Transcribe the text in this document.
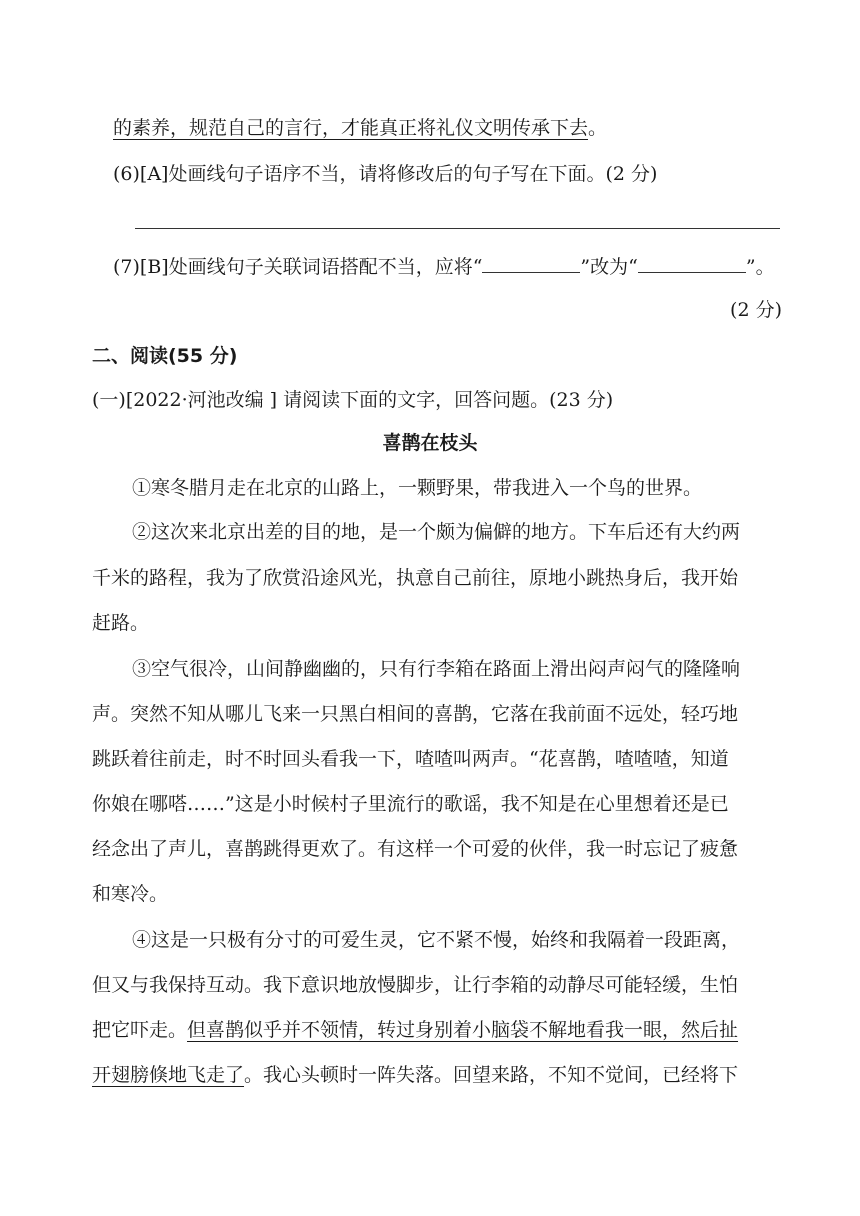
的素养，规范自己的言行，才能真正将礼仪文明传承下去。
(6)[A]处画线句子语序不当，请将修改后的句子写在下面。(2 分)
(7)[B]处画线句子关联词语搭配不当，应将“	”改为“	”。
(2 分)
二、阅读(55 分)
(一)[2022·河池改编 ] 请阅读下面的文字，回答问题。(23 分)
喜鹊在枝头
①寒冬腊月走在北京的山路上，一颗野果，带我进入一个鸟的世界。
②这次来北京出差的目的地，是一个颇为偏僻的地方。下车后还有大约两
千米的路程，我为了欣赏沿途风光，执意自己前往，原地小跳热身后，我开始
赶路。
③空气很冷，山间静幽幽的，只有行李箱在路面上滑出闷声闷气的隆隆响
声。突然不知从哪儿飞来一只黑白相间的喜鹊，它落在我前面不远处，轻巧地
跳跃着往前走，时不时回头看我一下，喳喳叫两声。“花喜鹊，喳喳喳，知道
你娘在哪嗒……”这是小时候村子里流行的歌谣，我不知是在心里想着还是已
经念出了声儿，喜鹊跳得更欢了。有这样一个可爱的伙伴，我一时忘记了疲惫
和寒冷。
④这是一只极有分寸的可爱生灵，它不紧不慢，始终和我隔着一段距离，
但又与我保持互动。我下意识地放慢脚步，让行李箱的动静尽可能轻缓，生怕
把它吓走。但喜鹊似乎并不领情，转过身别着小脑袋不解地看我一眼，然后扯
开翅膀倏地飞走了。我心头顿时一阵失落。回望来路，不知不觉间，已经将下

· · · ·

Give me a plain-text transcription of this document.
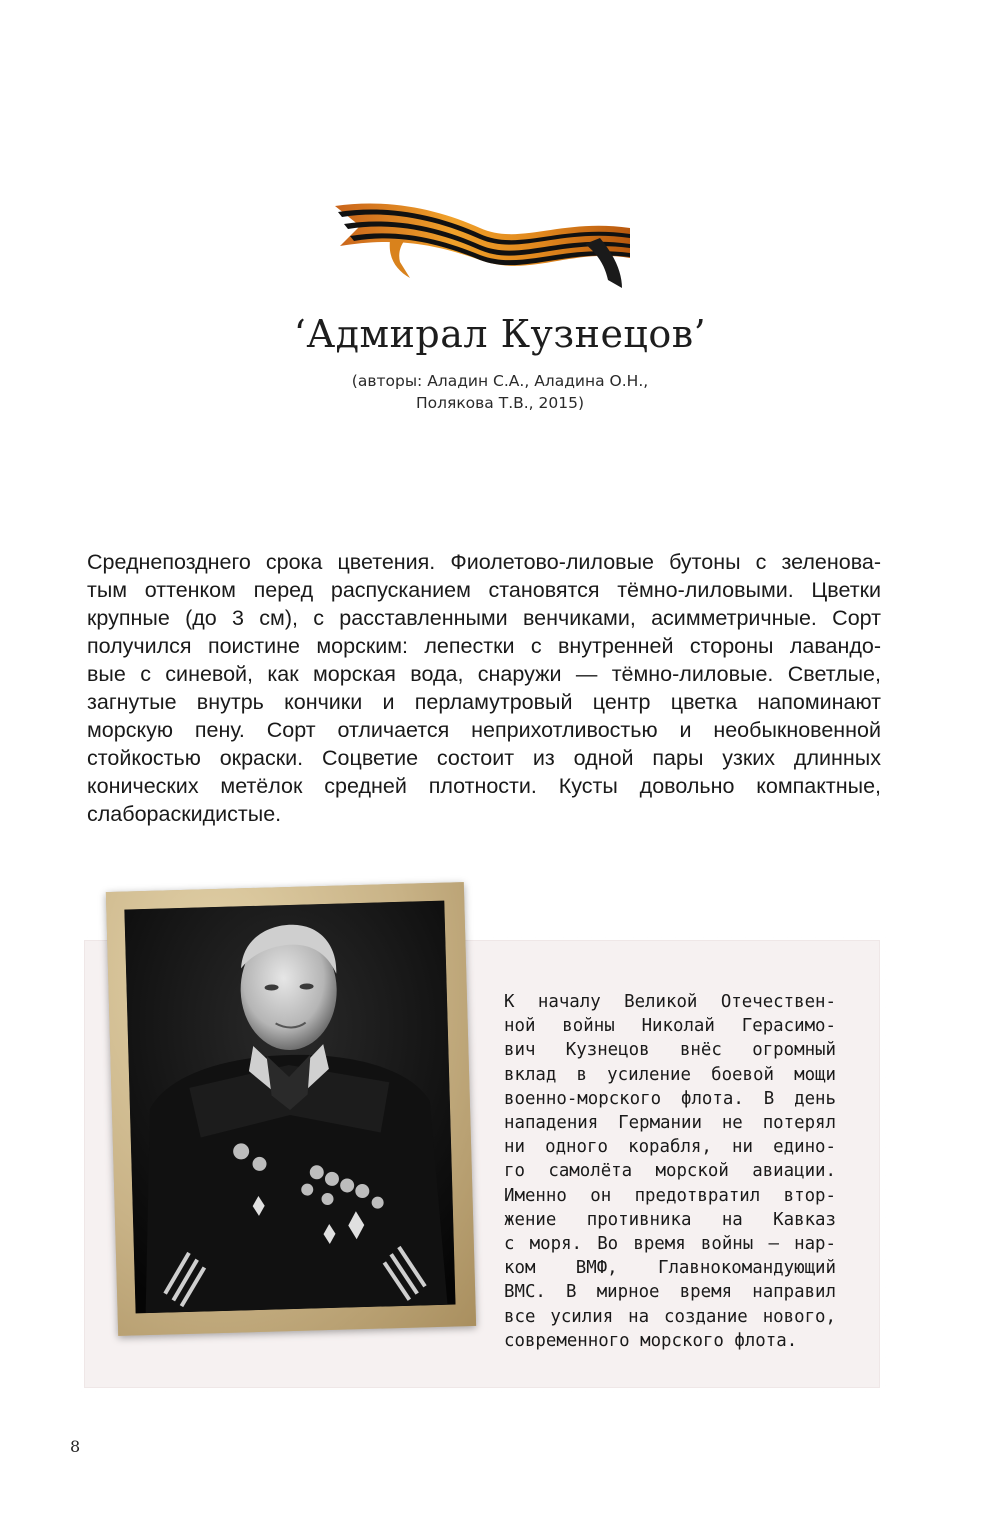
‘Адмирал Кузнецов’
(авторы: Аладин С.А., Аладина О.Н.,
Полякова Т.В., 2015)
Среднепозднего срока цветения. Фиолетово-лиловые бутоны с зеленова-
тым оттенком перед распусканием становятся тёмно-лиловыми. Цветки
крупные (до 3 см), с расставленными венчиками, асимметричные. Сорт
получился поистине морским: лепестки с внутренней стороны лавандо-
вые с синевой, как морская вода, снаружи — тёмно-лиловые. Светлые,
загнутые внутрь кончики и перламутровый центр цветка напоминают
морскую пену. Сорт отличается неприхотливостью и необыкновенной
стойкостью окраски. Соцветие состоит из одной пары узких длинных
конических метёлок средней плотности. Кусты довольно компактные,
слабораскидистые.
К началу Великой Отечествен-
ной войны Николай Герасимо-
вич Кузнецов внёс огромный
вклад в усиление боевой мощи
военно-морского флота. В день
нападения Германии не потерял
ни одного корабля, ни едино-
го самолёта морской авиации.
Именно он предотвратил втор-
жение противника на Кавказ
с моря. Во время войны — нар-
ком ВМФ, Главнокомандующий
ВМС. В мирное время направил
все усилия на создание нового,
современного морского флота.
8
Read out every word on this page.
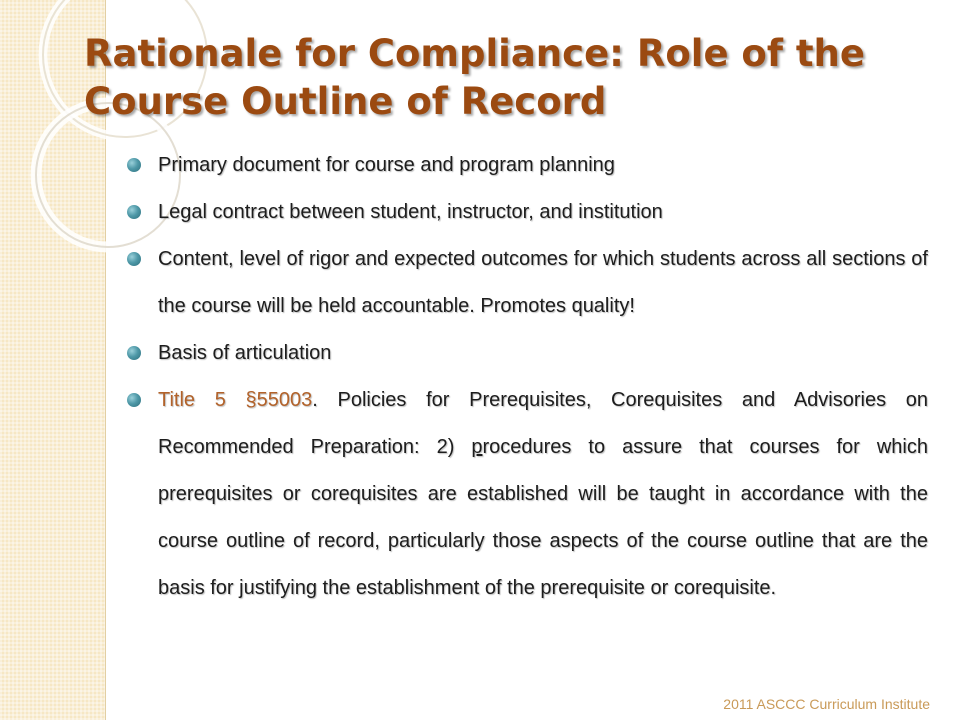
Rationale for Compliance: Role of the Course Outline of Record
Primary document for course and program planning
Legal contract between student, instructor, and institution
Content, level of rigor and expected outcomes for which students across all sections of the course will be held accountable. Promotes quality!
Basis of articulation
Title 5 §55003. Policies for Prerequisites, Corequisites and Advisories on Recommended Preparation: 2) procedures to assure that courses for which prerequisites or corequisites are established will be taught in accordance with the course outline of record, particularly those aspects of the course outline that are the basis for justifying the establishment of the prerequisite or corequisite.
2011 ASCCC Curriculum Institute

· · · ·

▶ _OBJECTIVE_
Where a line above contains the word "which", copy that line.

▶ _SOLUTION TO THIS PROBLEM_
Content, level of rigor and expected outcomes for which students across all sections of the course will be held accountable. Promotes quality!
Title 5 §55003. Policies for Prerequisites, Corequisites and Advisories on Recommended Preparation: 2) procedures to assure that courses for which prerequisites or corequisites are established will be taught in accordance with the course outline of record, particularly those aspects of the course outline that are the basis for justifying the establishment of the prerequisite or corequisite.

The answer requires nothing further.